» Dataset extract
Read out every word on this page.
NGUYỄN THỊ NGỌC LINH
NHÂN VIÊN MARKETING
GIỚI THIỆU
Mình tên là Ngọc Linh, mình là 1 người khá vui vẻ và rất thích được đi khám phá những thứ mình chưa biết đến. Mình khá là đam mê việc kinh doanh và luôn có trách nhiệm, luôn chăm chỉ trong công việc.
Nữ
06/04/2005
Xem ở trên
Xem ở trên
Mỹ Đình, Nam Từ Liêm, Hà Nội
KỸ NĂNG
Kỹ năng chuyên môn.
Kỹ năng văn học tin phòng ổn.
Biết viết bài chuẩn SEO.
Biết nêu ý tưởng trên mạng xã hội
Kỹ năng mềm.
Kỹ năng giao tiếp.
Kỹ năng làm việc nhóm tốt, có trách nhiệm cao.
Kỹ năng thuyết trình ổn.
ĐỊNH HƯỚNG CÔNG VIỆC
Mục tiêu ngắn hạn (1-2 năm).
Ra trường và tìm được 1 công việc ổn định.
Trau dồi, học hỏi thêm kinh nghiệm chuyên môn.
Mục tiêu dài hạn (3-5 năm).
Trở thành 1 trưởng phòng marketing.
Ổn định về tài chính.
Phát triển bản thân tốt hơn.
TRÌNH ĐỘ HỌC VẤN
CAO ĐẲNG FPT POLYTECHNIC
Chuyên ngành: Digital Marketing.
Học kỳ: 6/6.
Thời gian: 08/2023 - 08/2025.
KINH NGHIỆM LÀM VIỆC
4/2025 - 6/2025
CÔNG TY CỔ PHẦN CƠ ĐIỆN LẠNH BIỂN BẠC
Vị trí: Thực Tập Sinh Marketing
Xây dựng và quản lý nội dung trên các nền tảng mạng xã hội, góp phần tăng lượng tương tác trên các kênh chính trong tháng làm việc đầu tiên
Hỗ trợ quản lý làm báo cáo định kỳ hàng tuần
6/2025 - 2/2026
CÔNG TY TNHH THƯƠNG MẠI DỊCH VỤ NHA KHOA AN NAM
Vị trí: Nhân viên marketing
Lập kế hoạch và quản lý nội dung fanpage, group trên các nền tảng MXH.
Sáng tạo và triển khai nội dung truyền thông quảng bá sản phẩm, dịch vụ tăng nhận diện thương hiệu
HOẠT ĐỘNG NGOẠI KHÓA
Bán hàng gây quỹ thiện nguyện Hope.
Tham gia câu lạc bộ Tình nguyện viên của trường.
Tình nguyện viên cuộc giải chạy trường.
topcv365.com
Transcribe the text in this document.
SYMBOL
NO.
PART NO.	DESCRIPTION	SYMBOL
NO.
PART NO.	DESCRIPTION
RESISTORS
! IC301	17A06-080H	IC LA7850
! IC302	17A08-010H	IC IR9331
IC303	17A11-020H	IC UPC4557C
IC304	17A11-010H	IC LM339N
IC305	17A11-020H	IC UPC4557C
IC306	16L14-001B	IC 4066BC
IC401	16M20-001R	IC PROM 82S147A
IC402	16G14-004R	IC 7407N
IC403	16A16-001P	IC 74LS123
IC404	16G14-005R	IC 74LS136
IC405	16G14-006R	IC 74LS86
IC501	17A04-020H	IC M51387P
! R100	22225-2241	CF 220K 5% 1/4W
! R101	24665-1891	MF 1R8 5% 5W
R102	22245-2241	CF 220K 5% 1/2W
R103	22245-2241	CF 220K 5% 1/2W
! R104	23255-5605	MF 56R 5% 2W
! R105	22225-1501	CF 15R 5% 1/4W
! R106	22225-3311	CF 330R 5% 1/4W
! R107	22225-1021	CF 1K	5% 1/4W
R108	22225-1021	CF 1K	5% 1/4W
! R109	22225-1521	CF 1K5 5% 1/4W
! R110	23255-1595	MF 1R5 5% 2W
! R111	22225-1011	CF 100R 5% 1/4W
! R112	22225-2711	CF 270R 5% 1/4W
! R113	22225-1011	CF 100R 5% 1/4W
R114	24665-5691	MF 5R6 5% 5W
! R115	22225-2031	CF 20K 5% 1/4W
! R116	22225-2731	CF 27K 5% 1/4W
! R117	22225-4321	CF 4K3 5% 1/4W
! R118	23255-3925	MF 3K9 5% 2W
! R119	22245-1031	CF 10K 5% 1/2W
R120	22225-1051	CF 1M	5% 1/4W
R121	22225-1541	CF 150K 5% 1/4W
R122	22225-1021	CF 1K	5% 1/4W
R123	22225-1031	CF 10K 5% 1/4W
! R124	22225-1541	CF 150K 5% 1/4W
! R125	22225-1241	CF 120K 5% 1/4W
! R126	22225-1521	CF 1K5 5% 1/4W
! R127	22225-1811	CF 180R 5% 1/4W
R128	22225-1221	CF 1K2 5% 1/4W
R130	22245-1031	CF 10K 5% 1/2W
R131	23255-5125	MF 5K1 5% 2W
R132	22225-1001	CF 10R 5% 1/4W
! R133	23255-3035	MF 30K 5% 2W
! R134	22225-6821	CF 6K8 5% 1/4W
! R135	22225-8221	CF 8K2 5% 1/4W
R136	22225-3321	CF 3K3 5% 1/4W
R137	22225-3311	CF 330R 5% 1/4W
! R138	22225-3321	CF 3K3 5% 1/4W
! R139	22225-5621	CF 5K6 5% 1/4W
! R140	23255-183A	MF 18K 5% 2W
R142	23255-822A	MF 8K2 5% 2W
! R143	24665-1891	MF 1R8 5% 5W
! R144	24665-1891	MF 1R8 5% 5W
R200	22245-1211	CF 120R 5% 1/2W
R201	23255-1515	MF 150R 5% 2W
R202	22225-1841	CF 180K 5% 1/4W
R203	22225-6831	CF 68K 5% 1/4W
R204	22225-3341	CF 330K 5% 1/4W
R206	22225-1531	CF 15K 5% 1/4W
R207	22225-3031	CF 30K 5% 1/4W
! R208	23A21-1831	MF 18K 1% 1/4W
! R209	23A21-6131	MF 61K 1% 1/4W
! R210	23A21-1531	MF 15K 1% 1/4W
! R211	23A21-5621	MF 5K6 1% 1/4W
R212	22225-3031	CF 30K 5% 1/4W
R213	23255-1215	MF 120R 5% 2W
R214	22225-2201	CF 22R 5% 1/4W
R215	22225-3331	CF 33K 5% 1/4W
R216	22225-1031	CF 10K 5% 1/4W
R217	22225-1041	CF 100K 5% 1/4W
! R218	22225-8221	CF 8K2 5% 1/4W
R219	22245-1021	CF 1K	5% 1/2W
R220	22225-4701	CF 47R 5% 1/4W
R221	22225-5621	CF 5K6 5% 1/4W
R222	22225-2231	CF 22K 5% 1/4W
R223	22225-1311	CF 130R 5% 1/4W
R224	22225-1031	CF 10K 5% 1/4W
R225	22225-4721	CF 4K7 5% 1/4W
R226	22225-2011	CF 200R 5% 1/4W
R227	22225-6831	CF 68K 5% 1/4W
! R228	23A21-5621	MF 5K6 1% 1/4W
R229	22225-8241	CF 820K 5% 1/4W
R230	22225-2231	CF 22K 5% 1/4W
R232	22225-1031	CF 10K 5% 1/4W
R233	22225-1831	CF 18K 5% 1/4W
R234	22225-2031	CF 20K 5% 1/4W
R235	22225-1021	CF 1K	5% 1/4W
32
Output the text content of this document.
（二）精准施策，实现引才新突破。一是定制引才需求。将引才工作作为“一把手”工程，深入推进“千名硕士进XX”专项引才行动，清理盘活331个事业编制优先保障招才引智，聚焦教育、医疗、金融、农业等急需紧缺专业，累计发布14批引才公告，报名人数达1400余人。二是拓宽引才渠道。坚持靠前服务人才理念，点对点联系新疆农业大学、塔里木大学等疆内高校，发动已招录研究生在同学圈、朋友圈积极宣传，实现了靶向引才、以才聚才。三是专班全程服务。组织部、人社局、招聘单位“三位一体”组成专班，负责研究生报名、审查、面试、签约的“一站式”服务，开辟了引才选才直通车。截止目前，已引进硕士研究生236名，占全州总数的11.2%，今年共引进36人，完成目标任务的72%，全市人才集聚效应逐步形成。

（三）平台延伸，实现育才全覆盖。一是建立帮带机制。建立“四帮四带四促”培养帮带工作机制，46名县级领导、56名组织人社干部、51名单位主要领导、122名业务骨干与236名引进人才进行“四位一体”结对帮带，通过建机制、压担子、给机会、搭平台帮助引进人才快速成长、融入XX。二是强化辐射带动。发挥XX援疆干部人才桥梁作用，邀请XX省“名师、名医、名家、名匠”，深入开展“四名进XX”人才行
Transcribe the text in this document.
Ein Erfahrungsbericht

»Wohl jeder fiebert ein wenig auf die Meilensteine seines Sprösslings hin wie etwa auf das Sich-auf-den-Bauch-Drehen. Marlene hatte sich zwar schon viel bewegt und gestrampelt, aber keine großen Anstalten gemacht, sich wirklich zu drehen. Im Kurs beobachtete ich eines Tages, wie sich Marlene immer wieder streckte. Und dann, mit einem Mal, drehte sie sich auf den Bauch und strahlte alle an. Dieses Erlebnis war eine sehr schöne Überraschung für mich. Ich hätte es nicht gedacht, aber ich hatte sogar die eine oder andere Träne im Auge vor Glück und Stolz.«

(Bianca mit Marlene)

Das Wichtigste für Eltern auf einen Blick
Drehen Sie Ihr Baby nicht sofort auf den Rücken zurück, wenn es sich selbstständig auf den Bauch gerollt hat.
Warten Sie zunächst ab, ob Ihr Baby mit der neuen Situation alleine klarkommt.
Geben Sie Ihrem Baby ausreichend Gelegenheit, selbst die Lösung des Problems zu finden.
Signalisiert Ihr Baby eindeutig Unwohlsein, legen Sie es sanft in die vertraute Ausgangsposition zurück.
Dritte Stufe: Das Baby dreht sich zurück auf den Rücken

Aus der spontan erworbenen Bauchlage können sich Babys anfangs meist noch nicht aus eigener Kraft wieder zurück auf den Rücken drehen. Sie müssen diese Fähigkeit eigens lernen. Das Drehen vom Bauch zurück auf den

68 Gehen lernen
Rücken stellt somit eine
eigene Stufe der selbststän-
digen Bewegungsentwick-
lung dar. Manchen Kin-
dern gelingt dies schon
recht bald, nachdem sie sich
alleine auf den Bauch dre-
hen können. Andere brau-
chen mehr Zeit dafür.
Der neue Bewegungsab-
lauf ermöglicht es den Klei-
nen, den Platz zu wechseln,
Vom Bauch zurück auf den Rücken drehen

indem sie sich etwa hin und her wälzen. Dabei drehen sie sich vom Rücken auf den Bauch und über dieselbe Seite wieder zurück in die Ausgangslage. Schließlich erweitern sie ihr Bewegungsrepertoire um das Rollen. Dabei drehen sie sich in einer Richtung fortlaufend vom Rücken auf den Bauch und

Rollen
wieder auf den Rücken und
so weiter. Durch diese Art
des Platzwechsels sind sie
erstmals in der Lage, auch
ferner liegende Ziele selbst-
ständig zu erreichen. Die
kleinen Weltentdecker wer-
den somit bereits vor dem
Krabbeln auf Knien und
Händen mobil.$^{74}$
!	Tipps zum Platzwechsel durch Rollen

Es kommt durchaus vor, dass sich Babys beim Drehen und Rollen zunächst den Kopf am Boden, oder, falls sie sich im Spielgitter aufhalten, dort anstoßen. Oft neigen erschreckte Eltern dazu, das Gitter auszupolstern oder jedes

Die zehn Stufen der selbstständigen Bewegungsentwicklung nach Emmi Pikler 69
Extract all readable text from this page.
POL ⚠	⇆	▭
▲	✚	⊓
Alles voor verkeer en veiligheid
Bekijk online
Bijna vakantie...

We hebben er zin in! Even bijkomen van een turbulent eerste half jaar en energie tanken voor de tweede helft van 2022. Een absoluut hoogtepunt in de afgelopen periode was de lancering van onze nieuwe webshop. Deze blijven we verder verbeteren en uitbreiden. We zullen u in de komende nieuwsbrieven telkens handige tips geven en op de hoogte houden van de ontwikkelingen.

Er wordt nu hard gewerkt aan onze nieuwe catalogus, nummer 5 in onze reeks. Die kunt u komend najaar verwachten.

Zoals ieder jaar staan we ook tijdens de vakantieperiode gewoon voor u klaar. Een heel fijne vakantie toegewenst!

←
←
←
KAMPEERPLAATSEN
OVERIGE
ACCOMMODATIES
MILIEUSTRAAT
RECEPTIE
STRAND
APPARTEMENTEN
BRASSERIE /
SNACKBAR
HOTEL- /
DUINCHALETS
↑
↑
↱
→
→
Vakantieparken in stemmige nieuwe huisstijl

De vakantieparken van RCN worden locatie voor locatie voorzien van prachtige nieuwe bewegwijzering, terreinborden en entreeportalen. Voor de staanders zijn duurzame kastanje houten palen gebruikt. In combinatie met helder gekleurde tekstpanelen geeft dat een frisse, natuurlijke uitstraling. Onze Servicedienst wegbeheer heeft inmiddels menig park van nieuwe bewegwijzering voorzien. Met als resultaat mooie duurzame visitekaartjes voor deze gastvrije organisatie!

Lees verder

» Work instructions
Check every line of the data above for the string "trong", and copy those that have it.

» Solution
Mình tên là Ngọc Linh, mình là 1 người khá vui vẻ và rất thích được đi khám phá những thứ mình chưa biết đến. Mình khá là đam mê việc kinh doanh và luôn có trách nhiệm, luôn chăm chỉ trong công việc.
Xây dựng và quản lý nội dung trên các nền tảng mạng xã hội, góp phần tăng lượng tương tác trên các kênh chính trong tháng làm việc đầu tiên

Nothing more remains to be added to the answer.